(Task statement):
Write out every entry exactly as it stands.

(Dataset listings of figures):
+ + + + + + +

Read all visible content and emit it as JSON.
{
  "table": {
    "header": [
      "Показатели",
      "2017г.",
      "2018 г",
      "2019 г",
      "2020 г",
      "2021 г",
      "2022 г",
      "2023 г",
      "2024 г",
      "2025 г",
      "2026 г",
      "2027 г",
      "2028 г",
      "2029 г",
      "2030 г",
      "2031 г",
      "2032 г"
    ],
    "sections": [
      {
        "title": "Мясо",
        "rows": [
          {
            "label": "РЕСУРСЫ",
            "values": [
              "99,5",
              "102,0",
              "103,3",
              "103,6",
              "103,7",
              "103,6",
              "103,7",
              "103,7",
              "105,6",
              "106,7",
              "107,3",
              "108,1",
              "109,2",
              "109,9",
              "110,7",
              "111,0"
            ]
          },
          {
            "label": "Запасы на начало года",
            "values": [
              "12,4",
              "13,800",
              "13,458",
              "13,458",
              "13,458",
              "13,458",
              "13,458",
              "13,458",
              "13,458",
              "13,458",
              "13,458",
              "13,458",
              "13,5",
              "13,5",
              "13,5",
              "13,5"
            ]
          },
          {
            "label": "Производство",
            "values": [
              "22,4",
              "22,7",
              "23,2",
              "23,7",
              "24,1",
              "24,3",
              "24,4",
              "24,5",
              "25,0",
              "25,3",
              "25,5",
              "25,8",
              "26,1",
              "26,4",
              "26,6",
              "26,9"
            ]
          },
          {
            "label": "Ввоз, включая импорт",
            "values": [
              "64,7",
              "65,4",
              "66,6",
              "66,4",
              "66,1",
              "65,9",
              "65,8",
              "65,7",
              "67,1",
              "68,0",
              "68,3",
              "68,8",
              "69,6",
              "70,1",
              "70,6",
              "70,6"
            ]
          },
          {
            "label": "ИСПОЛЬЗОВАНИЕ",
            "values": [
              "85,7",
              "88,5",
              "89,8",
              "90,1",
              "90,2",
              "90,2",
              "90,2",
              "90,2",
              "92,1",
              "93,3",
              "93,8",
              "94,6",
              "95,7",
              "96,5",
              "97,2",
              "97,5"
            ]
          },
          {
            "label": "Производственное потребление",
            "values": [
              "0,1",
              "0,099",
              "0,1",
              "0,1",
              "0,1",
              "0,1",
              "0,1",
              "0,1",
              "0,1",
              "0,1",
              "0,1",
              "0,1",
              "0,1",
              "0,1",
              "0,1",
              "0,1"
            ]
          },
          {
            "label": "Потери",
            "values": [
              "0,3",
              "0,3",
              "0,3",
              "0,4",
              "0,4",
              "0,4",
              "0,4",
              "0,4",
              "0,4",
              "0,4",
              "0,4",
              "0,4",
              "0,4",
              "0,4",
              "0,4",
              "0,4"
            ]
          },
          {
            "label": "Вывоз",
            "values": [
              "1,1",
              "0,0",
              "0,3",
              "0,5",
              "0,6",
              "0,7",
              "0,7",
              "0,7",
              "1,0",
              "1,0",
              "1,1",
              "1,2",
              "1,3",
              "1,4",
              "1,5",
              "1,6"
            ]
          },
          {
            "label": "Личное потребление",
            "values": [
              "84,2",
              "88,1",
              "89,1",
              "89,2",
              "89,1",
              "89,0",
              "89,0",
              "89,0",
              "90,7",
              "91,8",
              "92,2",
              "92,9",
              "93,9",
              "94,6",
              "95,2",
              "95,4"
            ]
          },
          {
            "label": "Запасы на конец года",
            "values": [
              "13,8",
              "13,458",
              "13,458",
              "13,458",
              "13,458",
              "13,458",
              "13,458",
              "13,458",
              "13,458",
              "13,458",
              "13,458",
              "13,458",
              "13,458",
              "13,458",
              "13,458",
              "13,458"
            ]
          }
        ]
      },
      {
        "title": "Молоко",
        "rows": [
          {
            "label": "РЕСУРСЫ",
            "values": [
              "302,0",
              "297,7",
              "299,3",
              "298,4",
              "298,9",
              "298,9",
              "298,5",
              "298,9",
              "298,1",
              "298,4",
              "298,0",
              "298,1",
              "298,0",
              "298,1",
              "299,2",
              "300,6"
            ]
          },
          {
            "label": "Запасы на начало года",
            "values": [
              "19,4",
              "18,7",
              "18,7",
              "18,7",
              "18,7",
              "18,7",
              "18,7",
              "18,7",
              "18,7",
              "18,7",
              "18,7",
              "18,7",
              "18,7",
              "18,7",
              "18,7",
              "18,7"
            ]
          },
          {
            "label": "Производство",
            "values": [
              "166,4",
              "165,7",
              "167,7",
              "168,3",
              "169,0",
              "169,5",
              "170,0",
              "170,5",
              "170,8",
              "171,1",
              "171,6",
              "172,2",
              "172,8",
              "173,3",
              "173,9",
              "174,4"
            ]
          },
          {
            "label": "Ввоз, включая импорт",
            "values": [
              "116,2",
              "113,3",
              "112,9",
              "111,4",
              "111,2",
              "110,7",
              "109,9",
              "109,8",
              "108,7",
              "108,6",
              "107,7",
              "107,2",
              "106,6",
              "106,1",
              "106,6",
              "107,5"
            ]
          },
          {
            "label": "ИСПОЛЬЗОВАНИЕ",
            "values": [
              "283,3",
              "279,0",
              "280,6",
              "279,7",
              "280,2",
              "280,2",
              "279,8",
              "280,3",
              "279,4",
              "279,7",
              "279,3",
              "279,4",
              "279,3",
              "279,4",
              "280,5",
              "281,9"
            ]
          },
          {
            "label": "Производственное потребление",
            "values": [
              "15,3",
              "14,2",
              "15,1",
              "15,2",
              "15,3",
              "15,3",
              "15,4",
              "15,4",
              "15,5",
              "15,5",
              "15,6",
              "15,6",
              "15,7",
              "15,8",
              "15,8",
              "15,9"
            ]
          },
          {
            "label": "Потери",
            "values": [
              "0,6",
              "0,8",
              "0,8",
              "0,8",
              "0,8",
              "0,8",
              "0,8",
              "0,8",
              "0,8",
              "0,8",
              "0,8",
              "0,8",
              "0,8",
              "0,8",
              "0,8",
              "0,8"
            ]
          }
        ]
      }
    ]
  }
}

+ + + + + + +

(Response below):
Read all visible content and emit it as JSON.
{
  "table": {
    "header": [
      "Показатели",
      "2017г.",
      "2018 г",
      "2019 г",
      "2020 г",
      "2021 г",
      "2022 г",
      "2023 г",
      "2024 г",
      "2025 г",
      "2026 г",
      "2027 г",
      "2028 г",
      "2029 г",
      "2030 г",
      "2031 г",
      "2032 г"
    ],
    "sections": [
      {
        "title": "Мясо",
        "rows": [
          {
            "label": "РЕСУРСЫ",
            "values": [
              "99,5",
              "102,0",
              "103,3",
              "103,6",
              "103,7",
              "103,6",
              "103,7",
              "103,7",
              "105,6",
              "106,7",
              "107,3",
              "108,1",
              "109,2",
              "109,9",
              "110,7",
              "111,0"
            ]
          },
          {
            "label": "Запасы на начало года",
            "values": [
              "12,4",
              "13,800",
              "13,458",
              "13,458",
              "13,458",
              "13,458",
              "13,458",
              "13,458",
              "13,458",
              "13,458",
              "13,458",
              "13,458",
              "13,5",
              "13,5",
              "13,5",
              "13,5"
            ]
          },
          {
            "label": "Производство",
            "values": [
              "22,4",
              "22,7",
              "23,2",
              "23,7",
              "24,1",
              "24,3",
              "24,4",
              "24,5",
              "25,0",
              "25,3",
              "25,5",
              "25,8",
              "26,1",
              "26,4",
              "26,6",
              "26,9"
            ]
          },
          {
            "label": "Ввоз, включая импорт",
            "values": [
              "64,7",
              "65,4",
              "66,6",
              "66,4",
              "66,1",
              "65,9",
              "65,8",
              "65,7",
              "67,1",
              "68,0",
              "68,3",
              "68,8",
              "69,6",
              "70,1",
              "70,6",
              "70,6"
            ]
          },
          {
            "label": "ИСПОЛЬЗОВАНИЕ",
            "values": [
              "85,7",
              "88,5",
              "89,8",
              "90,1",
              "90,2",
              "90,2",
              "90,2",
              "90,2",
              "92,1",
              "93,3",
              "93,8",
              "94,6",
              "95,7",
              "96,5",
              "97,2",
              "97,5"
            ]
          },
          {
            "label": "Производственное потребление",
            "values": [
              "0,1",
              "0,099",
              "0,1",
              "0,1",
              "0,1",
              "0,1",
              "0,1",
              "0,1",
              "0,1",
              "0,1",
              "0,1",
              "0,1",
              "0,1",
              "0,1",
              "0,1",
              "0,1"
            ]
          },
          {
            "label": "Потери",
            "values": [
              "0,3",
              "0,3",
              "0,3",
              "0,4",
              "0,4",
              "0,4",
              "0,4",
              "0,4",
              "0,4",
              "0,4",
              "0,4",
              "0,4",
              "0,4",
              "0,4",
              "0,4",
              "0,4"
            ]
          },
          {
            "label": "Вывоз",
            "values": [
              "1,1",
              "0,0",
              "0,3",
              "0,5",
              "0,6",
              "0,7",
              "0,7",
              "0,7",
              "1,0",
              "1,0",
              "1,1",
              "1,2",
              "1,3",
              "1,4",
              "1,5",
              "1,6"
            ]
          },
          {
            "label": "Личное потребление",
            "values": [
              "84,2",
              "88,1",
              "89,1",
              "89,2",
              "89,1",
              "89,0",
              "89,0",
              "89,0",
              "90,7",
              "91,8",
              "92,2",
              "92,9",
              "93,9",
              "94,6",
              "95,2",
              "95,4"
            ]
          },
          {
            "label": "Запасы на конец года",
            "values": [
              "13,8",
              "13,458",
              "13,458",
              "13,458",
              "13,458",
              "13,458",
              "13,458",
              "13,458",
              "13,458",
              "13,458",
              "13,458",
              "13,458",
              "13,458",
              "13,458",
              "13,458",
              "13,458"
            ]
          }
        ]
      },
      {
        "title": "Молоко",
        "rows": [
          {
            "label": "РЕСУРСЫ",
            "values": [
              "302,0",
              "297,7",
              "299,3",
              "298,4",
              "298,9",
              "298,9",
              "298,5",
              "298,9",
              "298,1",
              "298,4",
              "298,0",
              "298,1",
              "298,0",
              "298,1",
              "299,2",
              "300,6"
            ]
          },
          {
            "label": "Запасы на начало года",
            "values": [
              "19,4",
              "18,7",
              "18,7",
              "18,7",
              "18,7",
              "18,7",
              "18,7",
              "18,7",
              "18,7",
              "18,7",
              "18,7",
              "18,7",
              "18,7",
              "18,7",
              "18,7",
              "18,7"
            ]
          },
          {
            "label": "Производство",
            "values": [
              "166,4",
              "165,7",
              "167,7",
              "168,3",
              "169,0",
              "169,5",
              "170,0",
              "170,5",
              "170,8",
              "171,1",
              "171,6",
              "172,2",
              "172,8",
              "173,3",
              "173,9",
              "174,4"
            ]
          },
          {
            "label": "Ввоз, включая импорт",
            "values": [
              "116,2",
              "113,3",
              "112,9",
              "111,4",
              "111,2",
              "110,7",
              "109,9",
              "109,8",
              "108,7",
              "108,6",
              "107,7",
              "107,2",
              "106,6",
              "106,1",
              "106,6",
              "107,5"
            ]
          },
          {
            "label": "ИСПОЛЬЗОВАНИЕ",
            "values": [
              "283,3",
              "279,0",
              "280,6",
              "279,7",
              "280,2",
              "280,2",
              "279,8",
              "280,3",
              "279,4",
              "279,7",
              "279,3",
              "279,4",
              "279,3",
              "279,4",
              "280,5",
              "281,9"
            ]
          },
          {
            "label": "Производственное потребление",
            "values": [
              "15,3",
              "14,2",
              "15,1",
              "15,2",
              "15,3",
              "15,3",
              "15,4",
              "15,4",
              "15,5",
              "15,5",
              "15,6",
              "15,6",
              "15,7",
              "15,8",
              "15,8",
              "15,9"
            ]
          },
          {
            "label": "Потери",
            "values": [
              "0,6",
              "0,8",
              "0,8",
              "0,8",
              "0,8",
              "0,8",
              "0,8",
              "0,8",
              "0,8",
              "0,8",
              "0,8",
              "0,8",
              "0,8",
              "0,8",
              "0,8",
              "0,8"
            ]
          }
        ]
      }
    ]
  }
}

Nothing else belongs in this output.